**TASK OBJECTIVE:** Find every line below that contains the word "GMRE" and copy it out.
-- start DATA LISTING --
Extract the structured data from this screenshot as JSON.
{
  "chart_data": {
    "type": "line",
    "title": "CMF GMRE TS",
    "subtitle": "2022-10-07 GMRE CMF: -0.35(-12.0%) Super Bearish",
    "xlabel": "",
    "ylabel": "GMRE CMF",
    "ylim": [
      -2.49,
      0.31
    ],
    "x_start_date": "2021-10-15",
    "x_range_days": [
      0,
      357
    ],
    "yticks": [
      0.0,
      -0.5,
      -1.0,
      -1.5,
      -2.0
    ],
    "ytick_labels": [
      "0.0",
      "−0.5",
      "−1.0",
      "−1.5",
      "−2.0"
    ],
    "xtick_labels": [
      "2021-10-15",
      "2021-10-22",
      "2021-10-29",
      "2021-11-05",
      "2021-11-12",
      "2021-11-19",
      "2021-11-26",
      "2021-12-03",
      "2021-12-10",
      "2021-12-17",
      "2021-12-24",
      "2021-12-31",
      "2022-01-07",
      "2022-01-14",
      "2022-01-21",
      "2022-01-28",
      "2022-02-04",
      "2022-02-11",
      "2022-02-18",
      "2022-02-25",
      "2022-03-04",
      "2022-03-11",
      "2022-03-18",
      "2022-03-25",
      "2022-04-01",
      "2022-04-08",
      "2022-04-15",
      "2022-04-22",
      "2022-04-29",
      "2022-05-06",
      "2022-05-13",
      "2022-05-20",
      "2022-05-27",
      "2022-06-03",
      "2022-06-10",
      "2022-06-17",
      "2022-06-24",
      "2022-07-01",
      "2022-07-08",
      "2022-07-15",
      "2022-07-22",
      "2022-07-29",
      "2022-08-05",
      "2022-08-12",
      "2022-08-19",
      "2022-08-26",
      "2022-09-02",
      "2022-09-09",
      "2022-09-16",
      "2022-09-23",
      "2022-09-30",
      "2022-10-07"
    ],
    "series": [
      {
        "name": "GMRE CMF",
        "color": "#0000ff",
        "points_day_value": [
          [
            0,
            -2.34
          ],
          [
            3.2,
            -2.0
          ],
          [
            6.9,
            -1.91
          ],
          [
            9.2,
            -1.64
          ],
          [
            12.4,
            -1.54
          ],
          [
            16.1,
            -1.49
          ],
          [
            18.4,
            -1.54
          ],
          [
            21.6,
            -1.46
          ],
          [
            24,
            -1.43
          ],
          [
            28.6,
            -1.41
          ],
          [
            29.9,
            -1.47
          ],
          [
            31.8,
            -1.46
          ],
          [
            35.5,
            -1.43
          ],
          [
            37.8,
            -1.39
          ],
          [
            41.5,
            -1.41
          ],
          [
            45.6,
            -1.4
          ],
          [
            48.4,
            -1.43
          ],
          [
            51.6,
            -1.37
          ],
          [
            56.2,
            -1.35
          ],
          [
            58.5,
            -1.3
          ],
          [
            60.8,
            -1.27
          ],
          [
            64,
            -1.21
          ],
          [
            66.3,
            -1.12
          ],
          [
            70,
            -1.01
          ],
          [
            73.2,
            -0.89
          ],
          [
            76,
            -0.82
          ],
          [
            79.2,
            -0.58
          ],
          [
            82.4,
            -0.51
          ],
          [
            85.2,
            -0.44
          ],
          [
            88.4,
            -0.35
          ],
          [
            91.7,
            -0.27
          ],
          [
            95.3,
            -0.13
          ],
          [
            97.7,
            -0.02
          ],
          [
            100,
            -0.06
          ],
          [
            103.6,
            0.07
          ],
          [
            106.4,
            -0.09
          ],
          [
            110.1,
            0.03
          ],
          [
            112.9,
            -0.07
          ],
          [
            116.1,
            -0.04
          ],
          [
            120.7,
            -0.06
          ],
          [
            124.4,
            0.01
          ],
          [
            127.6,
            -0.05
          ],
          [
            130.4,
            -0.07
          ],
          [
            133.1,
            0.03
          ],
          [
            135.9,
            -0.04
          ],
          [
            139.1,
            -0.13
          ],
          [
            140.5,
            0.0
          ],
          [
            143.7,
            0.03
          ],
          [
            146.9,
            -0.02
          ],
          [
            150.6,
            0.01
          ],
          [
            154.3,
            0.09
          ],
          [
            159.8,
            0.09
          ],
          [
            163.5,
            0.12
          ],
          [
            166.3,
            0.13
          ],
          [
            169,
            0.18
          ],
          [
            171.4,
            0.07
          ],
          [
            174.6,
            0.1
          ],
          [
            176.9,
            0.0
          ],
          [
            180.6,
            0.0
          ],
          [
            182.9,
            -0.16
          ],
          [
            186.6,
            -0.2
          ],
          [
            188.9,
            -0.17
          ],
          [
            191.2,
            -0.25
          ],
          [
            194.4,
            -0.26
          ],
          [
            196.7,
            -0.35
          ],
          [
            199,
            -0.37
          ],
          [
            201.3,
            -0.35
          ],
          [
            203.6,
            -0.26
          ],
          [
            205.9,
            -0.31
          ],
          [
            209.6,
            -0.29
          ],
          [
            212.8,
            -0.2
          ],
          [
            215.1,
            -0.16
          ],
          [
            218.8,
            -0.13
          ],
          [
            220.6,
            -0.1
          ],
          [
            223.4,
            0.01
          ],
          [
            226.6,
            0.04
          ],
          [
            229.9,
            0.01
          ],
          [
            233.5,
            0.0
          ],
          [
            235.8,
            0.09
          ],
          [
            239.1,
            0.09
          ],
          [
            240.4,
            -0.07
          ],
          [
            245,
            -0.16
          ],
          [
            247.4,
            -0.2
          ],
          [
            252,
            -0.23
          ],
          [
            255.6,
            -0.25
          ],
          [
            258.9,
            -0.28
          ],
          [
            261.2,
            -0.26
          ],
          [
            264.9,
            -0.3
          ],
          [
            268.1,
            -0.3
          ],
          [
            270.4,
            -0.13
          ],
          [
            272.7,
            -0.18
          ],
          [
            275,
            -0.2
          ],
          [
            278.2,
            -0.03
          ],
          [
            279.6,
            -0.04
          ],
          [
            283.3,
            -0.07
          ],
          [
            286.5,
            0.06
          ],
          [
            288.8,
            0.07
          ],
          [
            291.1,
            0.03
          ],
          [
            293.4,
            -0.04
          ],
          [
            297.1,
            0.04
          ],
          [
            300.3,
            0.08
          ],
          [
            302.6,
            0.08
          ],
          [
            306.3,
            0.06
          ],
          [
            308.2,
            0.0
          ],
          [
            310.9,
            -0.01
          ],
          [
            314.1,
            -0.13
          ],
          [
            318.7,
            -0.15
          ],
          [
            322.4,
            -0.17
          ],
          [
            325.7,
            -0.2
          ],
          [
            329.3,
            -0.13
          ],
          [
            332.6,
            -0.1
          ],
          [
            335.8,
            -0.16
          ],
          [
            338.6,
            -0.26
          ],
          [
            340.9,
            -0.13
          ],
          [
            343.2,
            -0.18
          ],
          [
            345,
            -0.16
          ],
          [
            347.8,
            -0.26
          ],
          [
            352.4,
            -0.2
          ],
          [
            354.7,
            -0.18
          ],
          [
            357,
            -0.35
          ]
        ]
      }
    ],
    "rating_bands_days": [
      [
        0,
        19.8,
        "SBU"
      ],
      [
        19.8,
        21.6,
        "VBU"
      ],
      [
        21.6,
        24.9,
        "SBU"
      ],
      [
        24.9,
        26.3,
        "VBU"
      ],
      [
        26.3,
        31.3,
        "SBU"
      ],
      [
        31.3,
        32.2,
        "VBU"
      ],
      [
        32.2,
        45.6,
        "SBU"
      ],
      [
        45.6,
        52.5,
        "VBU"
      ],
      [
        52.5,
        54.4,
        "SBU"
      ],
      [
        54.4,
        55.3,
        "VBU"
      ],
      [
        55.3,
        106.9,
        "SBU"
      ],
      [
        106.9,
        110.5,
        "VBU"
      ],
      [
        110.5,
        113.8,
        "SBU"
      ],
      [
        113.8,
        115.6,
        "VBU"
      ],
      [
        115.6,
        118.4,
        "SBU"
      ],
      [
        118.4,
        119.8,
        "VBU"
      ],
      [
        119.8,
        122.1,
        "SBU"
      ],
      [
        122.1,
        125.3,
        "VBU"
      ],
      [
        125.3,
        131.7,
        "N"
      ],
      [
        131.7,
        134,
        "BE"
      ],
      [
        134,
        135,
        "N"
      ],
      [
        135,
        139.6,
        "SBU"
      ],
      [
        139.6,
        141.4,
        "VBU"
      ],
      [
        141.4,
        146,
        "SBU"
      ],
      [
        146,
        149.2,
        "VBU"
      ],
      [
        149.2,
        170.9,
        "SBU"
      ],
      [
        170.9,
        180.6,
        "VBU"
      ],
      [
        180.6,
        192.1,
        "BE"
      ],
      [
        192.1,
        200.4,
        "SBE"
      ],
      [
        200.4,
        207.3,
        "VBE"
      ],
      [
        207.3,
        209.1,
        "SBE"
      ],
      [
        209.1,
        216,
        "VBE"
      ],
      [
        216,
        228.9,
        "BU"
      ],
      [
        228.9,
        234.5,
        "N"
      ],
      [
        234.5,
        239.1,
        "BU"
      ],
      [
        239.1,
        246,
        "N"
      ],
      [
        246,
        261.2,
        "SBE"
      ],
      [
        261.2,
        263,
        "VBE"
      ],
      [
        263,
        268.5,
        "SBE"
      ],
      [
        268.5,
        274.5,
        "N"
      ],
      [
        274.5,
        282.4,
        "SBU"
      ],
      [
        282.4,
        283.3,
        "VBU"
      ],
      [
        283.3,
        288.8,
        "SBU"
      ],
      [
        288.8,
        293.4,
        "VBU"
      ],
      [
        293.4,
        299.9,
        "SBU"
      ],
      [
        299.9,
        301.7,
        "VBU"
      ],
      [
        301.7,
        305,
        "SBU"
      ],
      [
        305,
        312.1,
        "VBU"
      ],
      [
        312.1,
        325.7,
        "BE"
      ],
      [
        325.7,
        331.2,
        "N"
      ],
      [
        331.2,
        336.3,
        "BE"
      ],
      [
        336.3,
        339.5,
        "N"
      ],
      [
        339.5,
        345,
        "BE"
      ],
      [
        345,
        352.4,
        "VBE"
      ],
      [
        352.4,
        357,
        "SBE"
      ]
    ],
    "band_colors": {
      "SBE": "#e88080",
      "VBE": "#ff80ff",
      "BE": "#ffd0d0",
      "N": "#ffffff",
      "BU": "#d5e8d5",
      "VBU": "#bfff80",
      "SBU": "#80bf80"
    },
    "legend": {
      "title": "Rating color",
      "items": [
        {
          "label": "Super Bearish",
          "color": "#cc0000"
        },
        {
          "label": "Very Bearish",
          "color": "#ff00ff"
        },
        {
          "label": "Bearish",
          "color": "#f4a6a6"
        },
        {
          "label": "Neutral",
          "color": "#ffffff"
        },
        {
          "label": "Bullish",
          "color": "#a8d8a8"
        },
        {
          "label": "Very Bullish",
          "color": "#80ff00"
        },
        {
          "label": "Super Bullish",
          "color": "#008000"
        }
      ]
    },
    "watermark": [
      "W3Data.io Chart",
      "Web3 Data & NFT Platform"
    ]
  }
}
-- end DATA LISTING --
**THE ANSWER:**
    "title": "CMF GMRE TS",
    "subtitle": "2022-10-07 GMRE CMF: -0.35(-12.0%) Super Bearish",
    "ylabel": "GMRE CMF",
        "name": "GMRE CMF",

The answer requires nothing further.